#### EXERCISE REQUIREMENTS
Extract every entry word for word. Skip the pictures.

───── SOURCE MATERIAL

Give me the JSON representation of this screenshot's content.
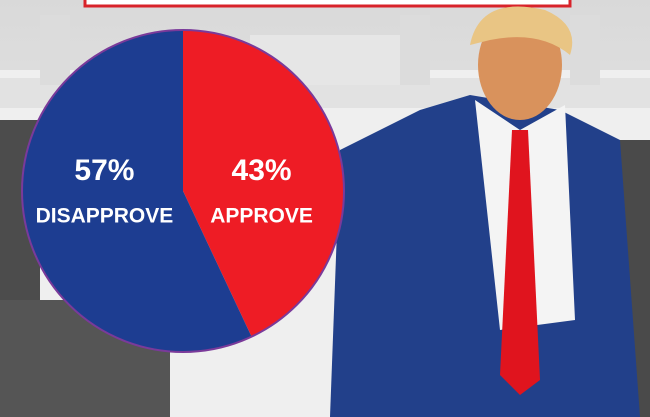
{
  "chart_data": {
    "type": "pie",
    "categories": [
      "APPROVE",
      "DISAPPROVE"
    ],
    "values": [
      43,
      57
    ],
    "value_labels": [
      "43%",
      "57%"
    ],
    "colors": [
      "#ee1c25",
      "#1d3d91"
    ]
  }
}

──────────

#### RESPONSE TO THE TASK
Give me the JSON representation of this screenshot's content.
{
  "chart_data": {
    "type": "pie",
    "categories": [
      "APPROVE",
      "DISAPPROVE"
    ],
    "values": [
      43,
      57
    ],
    "value_labels": [
      "43%",
      "57%"
    ],
    "colors": [
      "#ee1c25",
      "#1d3d91"
    ]
  }
}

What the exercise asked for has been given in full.